The entire listing is to be repeated verbatim.

################

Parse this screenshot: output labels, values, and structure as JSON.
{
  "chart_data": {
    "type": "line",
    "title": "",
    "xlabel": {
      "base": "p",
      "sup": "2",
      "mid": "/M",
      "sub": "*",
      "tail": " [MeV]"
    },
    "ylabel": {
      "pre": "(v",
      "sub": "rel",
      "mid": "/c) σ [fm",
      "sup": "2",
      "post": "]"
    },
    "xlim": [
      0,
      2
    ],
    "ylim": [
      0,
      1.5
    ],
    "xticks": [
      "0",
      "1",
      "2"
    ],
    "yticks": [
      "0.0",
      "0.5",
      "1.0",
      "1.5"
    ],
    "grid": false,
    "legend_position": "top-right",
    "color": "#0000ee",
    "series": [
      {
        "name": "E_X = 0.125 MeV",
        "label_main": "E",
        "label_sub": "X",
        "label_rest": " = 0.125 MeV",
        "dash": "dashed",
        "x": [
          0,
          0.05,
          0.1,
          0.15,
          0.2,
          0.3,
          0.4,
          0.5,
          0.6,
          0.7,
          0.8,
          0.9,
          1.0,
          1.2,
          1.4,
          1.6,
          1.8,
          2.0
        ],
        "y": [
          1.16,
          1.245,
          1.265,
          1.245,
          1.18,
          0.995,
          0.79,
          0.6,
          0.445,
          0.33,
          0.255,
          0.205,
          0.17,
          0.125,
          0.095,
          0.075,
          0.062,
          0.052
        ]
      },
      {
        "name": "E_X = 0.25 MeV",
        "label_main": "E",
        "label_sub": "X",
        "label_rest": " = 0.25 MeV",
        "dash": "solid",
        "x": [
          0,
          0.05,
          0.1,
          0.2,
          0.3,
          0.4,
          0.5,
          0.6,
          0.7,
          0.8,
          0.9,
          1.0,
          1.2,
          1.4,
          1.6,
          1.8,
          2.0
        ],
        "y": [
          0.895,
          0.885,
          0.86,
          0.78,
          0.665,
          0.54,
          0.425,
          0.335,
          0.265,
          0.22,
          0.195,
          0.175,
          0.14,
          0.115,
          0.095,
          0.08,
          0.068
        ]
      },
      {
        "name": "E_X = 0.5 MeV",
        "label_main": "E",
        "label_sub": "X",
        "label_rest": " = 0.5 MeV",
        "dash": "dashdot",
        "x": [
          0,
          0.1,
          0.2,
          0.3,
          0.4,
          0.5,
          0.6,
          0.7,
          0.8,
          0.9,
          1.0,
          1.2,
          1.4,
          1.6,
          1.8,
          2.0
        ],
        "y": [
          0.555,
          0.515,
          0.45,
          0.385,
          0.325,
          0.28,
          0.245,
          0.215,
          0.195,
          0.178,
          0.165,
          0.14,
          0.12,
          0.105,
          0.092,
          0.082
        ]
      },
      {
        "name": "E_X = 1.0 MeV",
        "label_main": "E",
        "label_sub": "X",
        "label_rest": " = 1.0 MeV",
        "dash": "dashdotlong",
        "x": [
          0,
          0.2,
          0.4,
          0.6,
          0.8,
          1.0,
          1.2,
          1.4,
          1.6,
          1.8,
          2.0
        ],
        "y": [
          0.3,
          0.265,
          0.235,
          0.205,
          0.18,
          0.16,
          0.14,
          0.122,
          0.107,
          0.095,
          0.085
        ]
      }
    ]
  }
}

################

§ **FINAL RESULT**
Parse this screenshot: output labels, values, and structure as JSON.
{
  "chart_data": {
    "type": "line",
    "title": "",
    "xlabel": {
      "base": "p",
      "sup": "2",
      "mid": "/M",
      "sub": "*",
      "tail": " [MeV]"
    },
    "ylabel": {
      "pre": "(v",
      "sub": "rel",
      "mid": "/c) σ [fm",
      "sup": "2",
      "post": "]"
    },
    "xlim": [
      0,
      2
    ],
    "ylim": [
      0,
      1.5
    ],
    "xticks": [
      "0",
      "1",
      "2"
    ],
    "yticks": [
      "0.0",
      "0.5",
      "1.0",
      "1.5"
    ],
    "grid": false,
    "legend_position": "top-right",
    "color": "#0000ee",
    "series": [
      {
        "name": "E_X = 0.125 MeV",
        "label_main": "E",
        "label_sub": "X",
        "label_rest": " = 0.125 MeV",
        "dash": "dashed",
        "x": [
          0,
          0.05,
          0.1,
          0.15,
          0.2,
          0.3,
          0.4,
          0.5,
          0.6,
          0.7,
          0.8,
          0.9,
          1.0,
          1.2,
          1.4,
          1.6,
          1.8,
          2.0
        ],
        "y": [
          1.16,
          1.245,
          1.265,
          1.245,
          1.18,
          0.995,
          0.79,
          0.6,
          0.445,
          0.33,
          0.255,
          0.205,
          0.17,
          0.125,
          0.095,
          0.075,
          0.062,
          0.052
        ]
      },
      {
        "name": "E_X = 0.25 MeV",
        "label_main": "E",
        "label_sub": "X",
        "label_rest": " = 0.25 MeV",
        "dash": "solid",
        "x": [
          0,
          0.05,
          0.1,
          0.2,
          0.3,
          0.4,
          0.5,
          0.6,
          0.7,
          0.8,
          0.9,
          1.0,
          1.2,
          1.4,
          1.6,
          1.8,
          2.0
        ],
        "y": [
          0.895,
          0.885,
          0.86,
          0.78,
          0.665,
          0.54,
          0.425,
          0.335,
          0.265,
          0.22,
          0.195,
          0.175,
          0.14,
          0.115,
          0.095,
          0.08,
          0.068
        ]
      },
      {
        "name": "E_X = 0.5 MeV",
        "label_main": "E",
        "label_sub": "X",
        "label_rest": " = 0.5 MeV",
        "dash": "dashdot",
        "x": [
          0,
          0.1,
          0.2,
          0.3,
          0.4,
          0.5,
          0.6,
          0.7,
          0.8,
          0.9,
          1.0,
          1.2,
          1.4,
          1.6,
          1.8,
          2.0
        ],
        "y": [
          0.555,
          0.515,
          0.45,
          0.385,
          0.325,
          0.28,
          0.245,
          0.215,
          0.195,
          0.178,
          0.165,
          0.14,
          0.12,
          0.105,
          0.092,
          0.082
        ]
      },
      {
        "name": "E_X = 1.0 MeV",
        "label_main": "E",
        "label_sub": "X",
        "label_rest": " = 1.0 MeV",
        "dash": "dashdotlong",
        "x": [
          0,
          0.2,
          0.4,
          0.6,
          0.8,
          1.0,
          1.2,
          1.4,
          1.6,
          1.8,
          2.0
        ],
        "y": [
          0.3,
          0.265,
          0.235,
          0.205,
          0.18,
          0.16,
          0.14,
          0.122,
          0.107,
          0.095,
          0.085
        ]
      }
    ]
  }
}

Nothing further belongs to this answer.